[START Information provided]
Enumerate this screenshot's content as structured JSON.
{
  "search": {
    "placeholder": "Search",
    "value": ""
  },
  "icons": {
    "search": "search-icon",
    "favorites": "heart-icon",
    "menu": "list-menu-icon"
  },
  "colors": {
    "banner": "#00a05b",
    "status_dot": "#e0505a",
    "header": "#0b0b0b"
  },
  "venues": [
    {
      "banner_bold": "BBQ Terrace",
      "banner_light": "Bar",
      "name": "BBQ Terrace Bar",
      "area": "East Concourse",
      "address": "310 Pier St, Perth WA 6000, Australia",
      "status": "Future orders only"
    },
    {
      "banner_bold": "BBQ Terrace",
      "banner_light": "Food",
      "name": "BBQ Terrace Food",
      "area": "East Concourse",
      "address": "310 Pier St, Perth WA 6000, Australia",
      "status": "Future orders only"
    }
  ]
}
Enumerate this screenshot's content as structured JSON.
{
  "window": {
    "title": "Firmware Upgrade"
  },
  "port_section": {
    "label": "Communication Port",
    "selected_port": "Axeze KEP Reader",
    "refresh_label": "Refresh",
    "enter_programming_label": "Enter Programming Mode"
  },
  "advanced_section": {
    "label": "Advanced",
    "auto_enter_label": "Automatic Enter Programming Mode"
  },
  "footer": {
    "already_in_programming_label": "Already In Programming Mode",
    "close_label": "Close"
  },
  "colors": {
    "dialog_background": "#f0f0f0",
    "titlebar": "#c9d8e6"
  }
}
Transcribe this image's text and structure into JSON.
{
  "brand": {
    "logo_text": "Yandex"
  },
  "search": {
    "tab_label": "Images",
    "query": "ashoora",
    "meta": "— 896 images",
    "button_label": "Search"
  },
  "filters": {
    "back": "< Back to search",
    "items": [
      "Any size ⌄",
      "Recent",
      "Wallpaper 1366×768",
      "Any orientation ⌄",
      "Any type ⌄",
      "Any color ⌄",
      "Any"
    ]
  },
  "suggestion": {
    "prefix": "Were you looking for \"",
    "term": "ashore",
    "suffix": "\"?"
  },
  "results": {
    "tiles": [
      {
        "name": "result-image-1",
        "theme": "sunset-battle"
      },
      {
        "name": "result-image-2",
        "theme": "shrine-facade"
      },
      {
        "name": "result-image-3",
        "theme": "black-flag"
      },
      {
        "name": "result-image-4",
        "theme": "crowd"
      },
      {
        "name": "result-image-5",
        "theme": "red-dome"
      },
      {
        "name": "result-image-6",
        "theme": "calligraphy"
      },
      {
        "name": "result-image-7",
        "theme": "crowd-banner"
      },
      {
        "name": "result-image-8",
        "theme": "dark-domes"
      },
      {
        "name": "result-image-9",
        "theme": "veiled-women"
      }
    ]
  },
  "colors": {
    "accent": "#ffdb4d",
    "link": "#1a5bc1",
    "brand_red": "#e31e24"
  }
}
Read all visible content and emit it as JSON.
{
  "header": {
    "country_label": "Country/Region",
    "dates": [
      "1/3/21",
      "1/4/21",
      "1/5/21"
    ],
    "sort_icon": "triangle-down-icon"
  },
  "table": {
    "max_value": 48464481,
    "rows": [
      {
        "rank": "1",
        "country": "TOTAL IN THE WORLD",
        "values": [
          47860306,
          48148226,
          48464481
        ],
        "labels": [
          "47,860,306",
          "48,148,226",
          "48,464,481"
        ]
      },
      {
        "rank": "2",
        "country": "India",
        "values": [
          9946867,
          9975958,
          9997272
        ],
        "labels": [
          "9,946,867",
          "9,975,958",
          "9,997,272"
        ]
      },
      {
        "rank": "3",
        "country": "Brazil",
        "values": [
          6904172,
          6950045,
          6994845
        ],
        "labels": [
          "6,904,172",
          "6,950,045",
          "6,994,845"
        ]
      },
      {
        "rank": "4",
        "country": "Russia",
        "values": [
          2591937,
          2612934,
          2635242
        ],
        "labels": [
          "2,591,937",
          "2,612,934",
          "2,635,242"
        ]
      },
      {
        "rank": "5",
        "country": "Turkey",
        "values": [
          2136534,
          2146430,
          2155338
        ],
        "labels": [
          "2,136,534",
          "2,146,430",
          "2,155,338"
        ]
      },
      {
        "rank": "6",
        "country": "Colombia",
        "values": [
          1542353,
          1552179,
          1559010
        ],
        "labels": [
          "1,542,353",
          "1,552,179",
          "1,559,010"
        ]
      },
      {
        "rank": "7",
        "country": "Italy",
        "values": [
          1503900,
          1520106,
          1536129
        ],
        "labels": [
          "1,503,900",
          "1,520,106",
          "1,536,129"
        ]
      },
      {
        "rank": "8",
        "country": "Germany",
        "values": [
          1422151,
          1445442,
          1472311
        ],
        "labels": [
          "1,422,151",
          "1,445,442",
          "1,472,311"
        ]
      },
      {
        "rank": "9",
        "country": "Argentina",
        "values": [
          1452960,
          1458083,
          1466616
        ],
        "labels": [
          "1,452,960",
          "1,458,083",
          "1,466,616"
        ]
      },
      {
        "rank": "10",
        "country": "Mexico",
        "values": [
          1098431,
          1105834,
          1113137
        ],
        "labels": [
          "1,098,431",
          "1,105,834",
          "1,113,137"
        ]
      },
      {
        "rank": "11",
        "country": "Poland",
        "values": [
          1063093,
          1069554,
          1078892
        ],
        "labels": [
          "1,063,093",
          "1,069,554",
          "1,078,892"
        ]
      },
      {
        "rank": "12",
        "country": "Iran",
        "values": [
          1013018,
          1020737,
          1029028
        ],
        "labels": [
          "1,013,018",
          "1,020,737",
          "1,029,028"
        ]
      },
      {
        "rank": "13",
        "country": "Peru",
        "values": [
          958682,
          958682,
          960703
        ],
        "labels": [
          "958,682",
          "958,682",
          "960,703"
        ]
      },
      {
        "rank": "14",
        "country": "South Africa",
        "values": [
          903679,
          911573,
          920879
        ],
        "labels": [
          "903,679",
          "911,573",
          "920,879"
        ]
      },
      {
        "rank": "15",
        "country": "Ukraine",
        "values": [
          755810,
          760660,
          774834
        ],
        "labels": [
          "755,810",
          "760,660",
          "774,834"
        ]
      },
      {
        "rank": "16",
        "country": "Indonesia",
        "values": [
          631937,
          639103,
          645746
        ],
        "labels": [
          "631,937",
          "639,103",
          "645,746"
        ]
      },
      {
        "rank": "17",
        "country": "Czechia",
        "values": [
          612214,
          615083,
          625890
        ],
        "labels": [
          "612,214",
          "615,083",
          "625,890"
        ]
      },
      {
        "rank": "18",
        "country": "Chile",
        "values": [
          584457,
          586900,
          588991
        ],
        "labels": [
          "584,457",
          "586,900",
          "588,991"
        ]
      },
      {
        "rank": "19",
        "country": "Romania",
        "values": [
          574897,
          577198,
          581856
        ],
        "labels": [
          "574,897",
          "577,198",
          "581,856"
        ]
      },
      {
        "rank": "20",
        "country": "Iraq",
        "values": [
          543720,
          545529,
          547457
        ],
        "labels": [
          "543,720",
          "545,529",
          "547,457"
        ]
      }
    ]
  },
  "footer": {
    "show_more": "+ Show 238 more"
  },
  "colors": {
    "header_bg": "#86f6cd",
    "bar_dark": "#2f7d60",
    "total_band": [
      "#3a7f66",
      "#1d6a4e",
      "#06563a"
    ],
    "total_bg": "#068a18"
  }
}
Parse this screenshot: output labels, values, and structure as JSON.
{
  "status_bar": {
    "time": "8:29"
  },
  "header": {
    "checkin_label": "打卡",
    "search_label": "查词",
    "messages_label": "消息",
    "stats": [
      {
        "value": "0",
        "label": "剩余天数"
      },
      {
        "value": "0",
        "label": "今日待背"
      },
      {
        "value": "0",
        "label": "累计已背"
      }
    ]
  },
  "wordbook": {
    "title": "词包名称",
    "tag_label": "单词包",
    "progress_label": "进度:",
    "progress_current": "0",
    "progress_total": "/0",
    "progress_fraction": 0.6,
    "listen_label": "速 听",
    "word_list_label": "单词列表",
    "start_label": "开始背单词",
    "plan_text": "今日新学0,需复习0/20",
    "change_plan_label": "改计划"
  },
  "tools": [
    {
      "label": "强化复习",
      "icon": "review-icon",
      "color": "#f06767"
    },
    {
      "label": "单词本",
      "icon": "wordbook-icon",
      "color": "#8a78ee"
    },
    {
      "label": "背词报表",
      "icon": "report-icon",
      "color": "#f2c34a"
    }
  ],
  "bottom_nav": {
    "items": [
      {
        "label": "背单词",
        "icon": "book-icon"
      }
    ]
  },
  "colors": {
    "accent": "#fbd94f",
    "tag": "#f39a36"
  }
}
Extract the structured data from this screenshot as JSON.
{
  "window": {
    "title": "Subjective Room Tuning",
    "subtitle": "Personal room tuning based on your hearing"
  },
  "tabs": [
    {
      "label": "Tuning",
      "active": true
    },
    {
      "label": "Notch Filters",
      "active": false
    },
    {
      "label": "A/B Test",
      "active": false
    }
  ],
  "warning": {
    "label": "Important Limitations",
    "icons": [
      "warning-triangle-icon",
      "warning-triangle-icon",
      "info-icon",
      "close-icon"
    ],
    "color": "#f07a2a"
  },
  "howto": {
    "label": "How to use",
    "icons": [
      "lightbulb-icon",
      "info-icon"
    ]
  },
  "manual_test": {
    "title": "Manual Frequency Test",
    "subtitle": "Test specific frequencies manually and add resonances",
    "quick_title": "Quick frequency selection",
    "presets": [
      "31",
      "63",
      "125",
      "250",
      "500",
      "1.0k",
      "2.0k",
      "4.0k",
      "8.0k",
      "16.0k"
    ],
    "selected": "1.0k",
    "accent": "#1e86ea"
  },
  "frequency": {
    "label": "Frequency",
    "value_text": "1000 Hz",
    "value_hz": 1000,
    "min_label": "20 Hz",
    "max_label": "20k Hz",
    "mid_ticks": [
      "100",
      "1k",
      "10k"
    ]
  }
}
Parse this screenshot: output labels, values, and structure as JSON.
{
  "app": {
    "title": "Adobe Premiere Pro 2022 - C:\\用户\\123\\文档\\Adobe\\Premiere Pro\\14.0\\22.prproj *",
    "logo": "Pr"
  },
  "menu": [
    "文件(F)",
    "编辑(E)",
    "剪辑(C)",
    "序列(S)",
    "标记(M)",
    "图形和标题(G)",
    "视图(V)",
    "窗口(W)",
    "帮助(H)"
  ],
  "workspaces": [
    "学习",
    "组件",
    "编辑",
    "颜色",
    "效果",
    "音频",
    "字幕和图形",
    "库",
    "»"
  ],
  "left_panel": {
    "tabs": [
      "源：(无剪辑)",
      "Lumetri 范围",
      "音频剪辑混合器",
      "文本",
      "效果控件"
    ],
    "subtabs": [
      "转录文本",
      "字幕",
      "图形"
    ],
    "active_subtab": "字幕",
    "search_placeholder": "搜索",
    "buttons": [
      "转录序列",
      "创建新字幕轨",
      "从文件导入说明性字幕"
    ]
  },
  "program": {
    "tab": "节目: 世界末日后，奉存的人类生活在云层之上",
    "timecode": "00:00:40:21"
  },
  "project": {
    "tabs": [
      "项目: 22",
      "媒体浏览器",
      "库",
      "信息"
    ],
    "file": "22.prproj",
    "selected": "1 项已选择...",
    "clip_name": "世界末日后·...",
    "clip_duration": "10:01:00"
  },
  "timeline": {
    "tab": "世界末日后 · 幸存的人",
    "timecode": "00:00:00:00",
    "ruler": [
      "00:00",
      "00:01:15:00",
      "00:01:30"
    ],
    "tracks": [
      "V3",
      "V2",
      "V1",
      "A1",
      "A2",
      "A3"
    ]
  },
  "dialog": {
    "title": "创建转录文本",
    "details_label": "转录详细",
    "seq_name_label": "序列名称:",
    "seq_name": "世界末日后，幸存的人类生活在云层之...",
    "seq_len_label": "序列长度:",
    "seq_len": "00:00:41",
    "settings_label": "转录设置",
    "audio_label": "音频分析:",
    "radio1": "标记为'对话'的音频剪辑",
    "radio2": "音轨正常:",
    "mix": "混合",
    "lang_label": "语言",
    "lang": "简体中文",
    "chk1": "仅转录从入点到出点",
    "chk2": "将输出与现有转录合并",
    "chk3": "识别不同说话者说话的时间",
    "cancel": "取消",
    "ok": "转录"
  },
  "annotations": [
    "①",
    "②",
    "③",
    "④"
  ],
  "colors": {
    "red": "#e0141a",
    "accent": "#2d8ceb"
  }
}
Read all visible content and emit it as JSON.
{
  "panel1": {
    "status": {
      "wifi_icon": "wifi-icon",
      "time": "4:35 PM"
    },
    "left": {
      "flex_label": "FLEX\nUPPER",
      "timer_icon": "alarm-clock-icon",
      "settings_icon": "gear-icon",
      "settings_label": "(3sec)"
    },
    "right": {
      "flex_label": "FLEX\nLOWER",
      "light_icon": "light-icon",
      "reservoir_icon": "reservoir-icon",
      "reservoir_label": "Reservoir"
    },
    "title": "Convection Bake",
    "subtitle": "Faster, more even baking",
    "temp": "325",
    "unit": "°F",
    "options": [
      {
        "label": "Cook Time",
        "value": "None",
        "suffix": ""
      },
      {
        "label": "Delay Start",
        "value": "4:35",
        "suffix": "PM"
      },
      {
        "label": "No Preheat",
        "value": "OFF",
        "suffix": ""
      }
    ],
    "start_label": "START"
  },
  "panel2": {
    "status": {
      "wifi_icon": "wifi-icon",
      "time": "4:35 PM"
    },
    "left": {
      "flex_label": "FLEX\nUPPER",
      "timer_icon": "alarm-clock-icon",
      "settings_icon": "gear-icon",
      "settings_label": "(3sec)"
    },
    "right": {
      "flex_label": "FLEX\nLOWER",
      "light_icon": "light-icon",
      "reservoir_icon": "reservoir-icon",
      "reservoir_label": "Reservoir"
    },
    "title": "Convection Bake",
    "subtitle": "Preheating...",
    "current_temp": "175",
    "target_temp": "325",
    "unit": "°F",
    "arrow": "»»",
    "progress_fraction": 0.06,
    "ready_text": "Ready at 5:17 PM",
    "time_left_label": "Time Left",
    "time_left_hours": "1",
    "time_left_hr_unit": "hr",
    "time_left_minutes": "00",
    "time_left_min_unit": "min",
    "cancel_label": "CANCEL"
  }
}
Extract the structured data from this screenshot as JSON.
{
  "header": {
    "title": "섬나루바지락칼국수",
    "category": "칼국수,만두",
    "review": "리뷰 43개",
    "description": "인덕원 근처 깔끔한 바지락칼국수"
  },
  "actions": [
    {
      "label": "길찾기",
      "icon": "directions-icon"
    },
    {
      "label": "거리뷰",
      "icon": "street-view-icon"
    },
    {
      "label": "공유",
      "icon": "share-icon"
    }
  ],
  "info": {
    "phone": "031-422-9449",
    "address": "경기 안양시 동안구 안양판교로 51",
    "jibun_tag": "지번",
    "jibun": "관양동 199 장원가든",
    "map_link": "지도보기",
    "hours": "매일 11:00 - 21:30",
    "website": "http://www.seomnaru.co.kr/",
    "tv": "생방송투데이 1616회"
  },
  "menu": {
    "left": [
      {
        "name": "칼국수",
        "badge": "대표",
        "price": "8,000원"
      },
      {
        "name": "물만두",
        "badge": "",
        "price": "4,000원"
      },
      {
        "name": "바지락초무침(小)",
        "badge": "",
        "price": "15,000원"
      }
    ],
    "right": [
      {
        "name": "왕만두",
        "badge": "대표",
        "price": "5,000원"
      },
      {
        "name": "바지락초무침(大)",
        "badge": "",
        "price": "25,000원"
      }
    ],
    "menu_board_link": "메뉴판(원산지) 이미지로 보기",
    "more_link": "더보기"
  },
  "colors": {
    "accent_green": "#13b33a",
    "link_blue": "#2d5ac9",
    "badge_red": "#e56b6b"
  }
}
[END Information provided]
### Task directions
Check every line of the data, and copy the ones that contain "Food".

### Written solution
      "banner_light": "Food",
      "name": "BBQ Terrace Food",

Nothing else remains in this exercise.